Input for this task:
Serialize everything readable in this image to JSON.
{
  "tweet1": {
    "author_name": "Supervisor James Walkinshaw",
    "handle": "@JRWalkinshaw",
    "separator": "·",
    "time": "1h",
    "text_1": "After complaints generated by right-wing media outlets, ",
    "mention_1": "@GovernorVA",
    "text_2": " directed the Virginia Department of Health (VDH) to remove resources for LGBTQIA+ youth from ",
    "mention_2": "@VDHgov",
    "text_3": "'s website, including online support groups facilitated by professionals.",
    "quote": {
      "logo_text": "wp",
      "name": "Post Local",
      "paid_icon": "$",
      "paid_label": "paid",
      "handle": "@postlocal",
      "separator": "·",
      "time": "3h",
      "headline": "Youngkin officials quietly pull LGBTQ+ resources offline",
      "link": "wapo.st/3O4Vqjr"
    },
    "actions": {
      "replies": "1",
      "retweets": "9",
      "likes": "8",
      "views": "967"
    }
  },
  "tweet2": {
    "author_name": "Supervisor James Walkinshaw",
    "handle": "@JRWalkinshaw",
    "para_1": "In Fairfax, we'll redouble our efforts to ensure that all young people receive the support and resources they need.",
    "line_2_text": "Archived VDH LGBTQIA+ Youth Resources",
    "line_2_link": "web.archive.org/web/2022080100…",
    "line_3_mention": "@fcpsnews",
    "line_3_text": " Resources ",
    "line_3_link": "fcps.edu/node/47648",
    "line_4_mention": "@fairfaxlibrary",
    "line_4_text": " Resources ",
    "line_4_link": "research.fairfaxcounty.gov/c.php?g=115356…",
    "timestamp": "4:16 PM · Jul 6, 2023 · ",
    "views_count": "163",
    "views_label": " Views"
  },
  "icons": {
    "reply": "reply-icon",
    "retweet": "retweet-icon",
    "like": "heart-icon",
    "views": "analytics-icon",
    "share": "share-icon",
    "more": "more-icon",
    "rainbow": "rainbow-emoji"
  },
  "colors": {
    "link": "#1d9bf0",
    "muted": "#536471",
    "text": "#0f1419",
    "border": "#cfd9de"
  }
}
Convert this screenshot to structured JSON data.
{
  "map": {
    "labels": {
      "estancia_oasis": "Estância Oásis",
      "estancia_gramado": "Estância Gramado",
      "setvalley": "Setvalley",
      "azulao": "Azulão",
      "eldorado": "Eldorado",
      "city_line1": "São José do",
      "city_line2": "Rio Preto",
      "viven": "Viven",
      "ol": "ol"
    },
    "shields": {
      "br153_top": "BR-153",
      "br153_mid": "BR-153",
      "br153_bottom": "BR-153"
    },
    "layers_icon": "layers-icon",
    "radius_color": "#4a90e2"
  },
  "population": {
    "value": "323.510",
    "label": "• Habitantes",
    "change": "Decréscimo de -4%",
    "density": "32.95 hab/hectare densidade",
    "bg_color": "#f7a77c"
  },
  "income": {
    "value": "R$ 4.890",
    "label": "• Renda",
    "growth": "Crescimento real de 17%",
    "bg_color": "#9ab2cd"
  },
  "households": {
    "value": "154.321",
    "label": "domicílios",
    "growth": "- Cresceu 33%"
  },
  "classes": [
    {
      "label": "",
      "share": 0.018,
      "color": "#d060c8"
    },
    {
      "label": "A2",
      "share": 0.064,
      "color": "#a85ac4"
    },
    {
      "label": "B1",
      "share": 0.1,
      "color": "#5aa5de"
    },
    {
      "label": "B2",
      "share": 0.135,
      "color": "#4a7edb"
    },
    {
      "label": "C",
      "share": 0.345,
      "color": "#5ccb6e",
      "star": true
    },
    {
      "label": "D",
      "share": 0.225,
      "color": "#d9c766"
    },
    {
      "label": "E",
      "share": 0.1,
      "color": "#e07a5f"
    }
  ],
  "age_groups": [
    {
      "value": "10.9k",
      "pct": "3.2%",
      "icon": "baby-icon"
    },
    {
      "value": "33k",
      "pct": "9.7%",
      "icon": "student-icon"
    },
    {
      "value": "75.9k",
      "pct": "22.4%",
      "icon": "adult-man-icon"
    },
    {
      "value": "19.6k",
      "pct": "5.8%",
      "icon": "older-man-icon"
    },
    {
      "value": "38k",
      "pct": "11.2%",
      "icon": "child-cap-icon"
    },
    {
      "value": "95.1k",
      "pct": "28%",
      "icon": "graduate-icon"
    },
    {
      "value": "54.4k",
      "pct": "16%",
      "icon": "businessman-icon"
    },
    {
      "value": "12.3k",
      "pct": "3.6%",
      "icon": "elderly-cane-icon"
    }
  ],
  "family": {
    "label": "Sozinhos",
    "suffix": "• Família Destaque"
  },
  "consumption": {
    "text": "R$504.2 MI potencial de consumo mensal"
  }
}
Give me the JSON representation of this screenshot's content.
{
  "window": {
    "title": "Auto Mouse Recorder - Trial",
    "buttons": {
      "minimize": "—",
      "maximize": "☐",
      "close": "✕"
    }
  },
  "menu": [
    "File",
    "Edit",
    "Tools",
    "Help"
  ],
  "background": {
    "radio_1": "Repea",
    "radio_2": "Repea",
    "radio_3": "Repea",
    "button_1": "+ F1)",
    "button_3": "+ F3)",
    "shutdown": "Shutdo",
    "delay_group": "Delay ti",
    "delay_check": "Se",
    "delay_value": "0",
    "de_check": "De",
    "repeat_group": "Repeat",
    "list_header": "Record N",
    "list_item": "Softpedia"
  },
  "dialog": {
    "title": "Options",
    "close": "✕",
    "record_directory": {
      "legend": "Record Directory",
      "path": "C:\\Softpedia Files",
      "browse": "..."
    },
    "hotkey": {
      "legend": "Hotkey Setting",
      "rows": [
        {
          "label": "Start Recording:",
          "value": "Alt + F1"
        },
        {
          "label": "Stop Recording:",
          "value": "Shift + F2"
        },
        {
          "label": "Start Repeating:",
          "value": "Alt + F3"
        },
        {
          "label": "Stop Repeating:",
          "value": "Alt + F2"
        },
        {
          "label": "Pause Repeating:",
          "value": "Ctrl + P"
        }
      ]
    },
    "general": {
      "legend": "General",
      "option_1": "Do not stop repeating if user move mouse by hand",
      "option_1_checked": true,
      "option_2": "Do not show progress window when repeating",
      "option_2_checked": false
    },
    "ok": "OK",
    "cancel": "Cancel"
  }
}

What is expected:
Reproduce every record, matching each line exactly.

Task answer:
Serialize everything readable in this image to JSON.
{
  "tweet1": {
    "author_name": "Supervisor James Walkinshaw",
    "handle": "@JRWalkinshaw",
    "separator": "·",
    "time": "1h",
    "text_1": "After complaints generated by right-wing media outlets, ",
    "mention_1": "@GovernorVA",
    "text_2": " directed the Virginia Department of Health (VDH) to remove resources for LGBTQIA+ youth from ",
    "mention_2": "@VDHgov",
    "text_3": "'s website, including online support groups facilitated by professionals.",
    "quote": {
      "logo_text": "wp",
      "name": "Post Local",
      "paid_icon": "$",
      "paid_label": "paid",
      "handle": "@postlocal",
      "separator": "·",
      "time": "3h",
      "headline": "Youngkin officials quietly pull LGBTQ+ resources offline",
      "link": "wapo.st/3O4Vqjr"
    },
    "actions": {
      "replies": "1",
      "retweets": "9",
      "likes": "8",
      "views": "967"
    }
  },
  "tweet2": {
    "author_name": "Supervisor James Walkinshaw",
    "handle": "@JRWalkinshaw",
    "para_1": "In Fairfax, we'll redouble our efforts to ensure that all young people receive the support and resources they need.",
    "line_2_text": "Archived VDH LGBTQIA+ Youth Resources",
    "line_2_link": "web.archive.org/web/2022080100…",
    "line_3_mention": "@fcpsnews",
    "line_3_text": " Resources ",
    "line_3_link": "fcps.edu/node/47648",
    "line_4_mention": "@fairfaxlibrary",
    "line_4_text": " Resources ",
    "line_4_link": "research.fairfaxcounty.gov/c.php?g=115356…",
    "timestamp": "4:16 PM · Jul 6, 2023 · ",
    "views_count": "163",
    "views_label": " Views"
  },
  "icons": {
    "reply": "reply-icon",
    "retweet": "retweet-icon",
    "like": "heart-icon",
    "views": "analytics-icon",
    "share": "share-icon",
    "more": "more-icon",
    "rainbow": "rainbow-emoji"
  },
  "colors": {
    "link": "#1d9bf0",
    "muted": "#536471",
    "text": "#0f1419",
    "border": "#cfd9de"
  }
}
Convert this screenshot to structured JSON data.
{
  "map": {
    "labels": {
      "estancia_oasis": "Estância Oásis",
      "estancia_gramado": "Estância Gramado",
      "setvalley": "Setvalley",
      "azulao": "Azulão",
      "eldorado": "Eldorado",
      "city_line1": "São José do",
      "city_line2": "Rio Preto",
      "viven": "Viven",
      "ol": "ol"
    },
    "shields": {
      "br153_top": "BR-153",
      "br153_mid": "BR-153",
      "br153_bottom": "BR-153"
    },
    "layers_icon": "layers-icon",
    "radius_color": "#4a90e2"
  },
  "population": {
    "value": "323.510",
    "label": "• Habitantes",
    "change": "Decréscimo de -4%",
    "density": "32.95 hab/hectare densidade",
    "bg_color": "#f7a77c"
  },
  "income": {
    "value": "R$ 4.890",
    "label": "• Renda",
    "growth": "Crescimento real de 17%",
    "bg_color": "#9ab2cd"
  },
  "households": {
    "value": "154.321",
    "label": "domicílios",
    "growth": "- Cresceu 33%"
  },
  "classes": [
    {
      "label": "",
      "share": 0.018,
      "color": "#d060c8"
    },
    {
      "label": "A2",
      "share": 0.064,
      "color": "#a85ac4"
    },
    {
      "label": "B1",
      "share": 0.1,
      "color": "#5aa5de"
    },
    {
      "label": "B2",
      "share": 0.135,
      "color": "#4a7edb"
    },
    {
      "label": "C",
      "share": 0.345,
      "color": "#5ccb6e",
      "star": true
    },
    {
      "label": "D",
      "share": 0.225,
      "color": "#d9c766"
    },
    {
      "label": "E",
      "share": 0.1,
      "color": "#e07a5f"
    }
  ],
  "age_groups": [
    {
      "value": "10.9k",
      "pct": "3.2%",
      "icon": "baby-icon"
    },
    {
      "value": "33k",
      "pct": "9.7%",
      "icon": "student-icon"
    },
    {
      "value": "75.9k",
      "pct": "22.4%",
      "icon": "adult-man-icon"
    },
    {
      "value": "19.6k",
      "pct": "5.8%",
      "icon": "older-man-icon"
    },
    {
      "value": "38k",
      "pct": "11.2%",
      "icon": "child-cap-icon"
    },
    {
      "value": "95.1k",
      "pct": "28%",
      "icon": "graduate-icon"
    },
    {
      "value": "54.4k",
      "pct": "16%",
      "icon": "businessman-icon"
    },
    {
      "value": "12.3k",
      "pct": "3.6%",
      "icon": "elderly-cane-icon"
    }
  ],
  "family": {
    "label": "Sozinhos",
    "suffix": "• Família Destaque"
  },
  "consumption": {
    "text": "R$504.2 MI potencial de consumo mensal"
  }
}
Give me the JSON representation of this screenshot's content.
{
  "window": {
    "title": "Auto Mouse Recorder - Trial",
    "buttons": {
      "minimize": "—",
      "maximize": "☐",
      "close": "✕"
    }
  },
  "menu": [
    "File",
    "Edit",
    "Tools",
    "Help"
  ],
  "background": {
    "radio_1": "Repea",
    "radio_2": "Repea",
    "radio_3": "Repea",
    "button_1": "+ F1)",
    "button_3": "+ F3)",
    "shutdown": "Shutdo",
    "delay_group": "Delay ti",
    "delay_check": "Se",
    "delay_value": "0",
    "de_check": "De",
    "repeat_group": "Repeat",
    "list_header": "Record N",
    "list_item": "Softpedia"
  },
  "dialog": {
    "title": "Options",
    "close": "✕",
    "record_directory": {
      "legend": "Record Directory",
      "path": "C:\\Softpedia Files",
      "browse": "..."
    },
    "hotkey": {
      "legend": "Hotkey Setting",
      "rows": [
        {
          "label": "Start Recording:",
          "value": "Alt + F1"
        },
        {
          "label": "Stop Recording:",
          "value": "Shift + F2"
        },
        {
          "label": "Start Repeating:",
          "value": "Alt + F3"
        },
        {
          "label": "Stop Repeating:",
          "value": "Alt + F2"
        },
        {
          "label": "Pause Repeating:",
          "value": "Ctrl + P"
        }
      ]
    },
    "general": {
      "legend": "General",
      "option_1": "Do not stop repeating if user move mouse by hand",
      "option_1_checked": true,
      "option_2": "Do not show progress window when repeating",
      "option_2_checked": false
    },
    "ok": "OK",
    "cancel": "Cancel"
  }
}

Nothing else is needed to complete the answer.